## Your instructions
Gather all lines from the material that contain the word "phần".

## Extracted records
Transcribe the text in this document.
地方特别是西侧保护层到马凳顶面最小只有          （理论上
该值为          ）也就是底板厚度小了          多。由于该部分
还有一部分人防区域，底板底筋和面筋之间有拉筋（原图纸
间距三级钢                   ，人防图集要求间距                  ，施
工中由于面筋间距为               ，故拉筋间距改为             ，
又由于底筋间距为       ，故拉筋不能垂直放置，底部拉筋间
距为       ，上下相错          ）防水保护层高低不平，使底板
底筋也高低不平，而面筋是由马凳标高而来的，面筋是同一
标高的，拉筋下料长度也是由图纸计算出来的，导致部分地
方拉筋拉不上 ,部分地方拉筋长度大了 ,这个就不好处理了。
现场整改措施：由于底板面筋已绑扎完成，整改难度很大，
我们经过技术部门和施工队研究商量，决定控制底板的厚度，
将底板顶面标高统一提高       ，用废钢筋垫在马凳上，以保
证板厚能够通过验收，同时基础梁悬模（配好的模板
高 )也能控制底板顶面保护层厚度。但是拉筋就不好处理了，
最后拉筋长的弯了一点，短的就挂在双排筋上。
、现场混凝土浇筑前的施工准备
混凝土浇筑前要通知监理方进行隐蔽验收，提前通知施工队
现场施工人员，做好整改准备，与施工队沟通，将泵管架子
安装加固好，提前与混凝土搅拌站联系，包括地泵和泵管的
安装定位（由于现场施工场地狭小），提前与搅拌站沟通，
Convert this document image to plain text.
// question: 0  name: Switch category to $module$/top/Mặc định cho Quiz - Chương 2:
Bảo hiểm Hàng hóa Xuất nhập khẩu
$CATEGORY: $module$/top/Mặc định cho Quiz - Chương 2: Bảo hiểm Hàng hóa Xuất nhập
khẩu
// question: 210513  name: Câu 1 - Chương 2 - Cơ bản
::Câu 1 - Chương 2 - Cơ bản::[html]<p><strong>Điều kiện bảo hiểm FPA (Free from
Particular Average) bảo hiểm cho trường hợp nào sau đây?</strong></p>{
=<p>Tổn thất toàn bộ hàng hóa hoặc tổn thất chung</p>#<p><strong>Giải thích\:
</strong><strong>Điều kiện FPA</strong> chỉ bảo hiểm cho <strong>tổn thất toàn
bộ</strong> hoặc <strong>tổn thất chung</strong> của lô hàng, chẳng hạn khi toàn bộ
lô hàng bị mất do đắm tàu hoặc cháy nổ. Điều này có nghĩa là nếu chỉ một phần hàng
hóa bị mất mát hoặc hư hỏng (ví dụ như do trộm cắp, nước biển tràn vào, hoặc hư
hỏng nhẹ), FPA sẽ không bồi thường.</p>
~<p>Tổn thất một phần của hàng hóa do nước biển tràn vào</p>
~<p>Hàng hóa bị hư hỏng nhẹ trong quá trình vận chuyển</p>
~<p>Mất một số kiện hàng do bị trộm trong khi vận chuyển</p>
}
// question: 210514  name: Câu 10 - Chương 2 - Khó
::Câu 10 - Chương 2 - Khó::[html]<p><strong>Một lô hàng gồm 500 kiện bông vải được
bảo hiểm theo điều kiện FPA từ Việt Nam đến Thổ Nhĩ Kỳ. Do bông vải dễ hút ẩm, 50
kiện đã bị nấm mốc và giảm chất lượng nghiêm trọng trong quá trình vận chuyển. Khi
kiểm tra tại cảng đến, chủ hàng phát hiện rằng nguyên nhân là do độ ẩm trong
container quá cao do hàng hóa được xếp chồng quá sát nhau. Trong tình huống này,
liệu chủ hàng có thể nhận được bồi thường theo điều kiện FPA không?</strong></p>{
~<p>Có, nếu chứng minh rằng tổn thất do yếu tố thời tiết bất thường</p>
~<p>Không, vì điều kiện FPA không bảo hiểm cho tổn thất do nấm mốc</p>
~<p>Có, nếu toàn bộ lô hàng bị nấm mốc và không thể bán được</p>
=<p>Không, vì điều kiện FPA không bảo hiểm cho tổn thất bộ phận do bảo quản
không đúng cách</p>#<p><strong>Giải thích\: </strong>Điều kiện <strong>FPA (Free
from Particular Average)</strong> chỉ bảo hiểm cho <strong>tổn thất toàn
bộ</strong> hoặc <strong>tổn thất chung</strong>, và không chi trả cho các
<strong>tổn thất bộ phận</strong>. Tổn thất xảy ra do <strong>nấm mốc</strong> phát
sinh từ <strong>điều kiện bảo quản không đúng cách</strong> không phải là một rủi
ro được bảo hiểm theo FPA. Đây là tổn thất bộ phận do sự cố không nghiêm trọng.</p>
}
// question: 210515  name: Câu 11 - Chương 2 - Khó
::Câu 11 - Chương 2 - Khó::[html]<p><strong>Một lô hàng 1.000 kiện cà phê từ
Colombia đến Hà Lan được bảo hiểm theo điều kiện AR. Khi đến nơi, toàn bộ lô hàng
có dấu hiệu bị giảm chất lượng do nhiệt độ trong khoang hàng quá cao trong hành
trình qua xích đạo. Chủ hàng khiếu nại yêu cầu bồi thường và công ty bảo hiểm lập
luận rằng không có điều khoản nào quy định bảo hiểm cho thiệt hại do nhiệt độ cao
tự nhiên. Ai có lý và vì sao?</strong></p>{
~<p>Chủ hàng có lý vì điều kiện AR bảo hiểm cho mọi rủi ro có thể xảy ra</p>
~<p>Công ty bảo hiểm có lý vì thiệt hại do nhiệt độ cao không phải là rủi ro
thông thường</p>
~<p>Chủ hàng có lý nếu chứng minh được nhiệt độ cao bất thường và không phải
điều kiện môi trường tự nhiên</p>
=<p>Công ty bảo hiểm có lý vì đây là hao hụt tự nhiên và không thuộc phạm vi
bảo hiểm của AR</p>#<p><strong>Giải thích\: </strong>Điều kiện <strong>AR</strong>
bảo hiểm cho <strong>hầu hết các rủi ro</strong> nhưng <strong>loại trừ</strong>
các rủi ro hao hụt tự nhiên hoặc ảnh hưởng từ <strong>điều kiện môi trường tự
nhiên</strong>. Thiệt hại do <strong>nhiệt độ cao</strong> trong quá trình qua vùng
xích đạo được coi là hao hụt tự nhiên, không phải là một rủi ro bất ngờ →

## Result of this exercise
lô hàng bị mất do đắm tàu hoặc cháy nổ. Điều này có nghĩa là nếu chỉ một phần hàng
~<p>Tổn thất một phần của hàng hóa do nước biển tràn vào</p>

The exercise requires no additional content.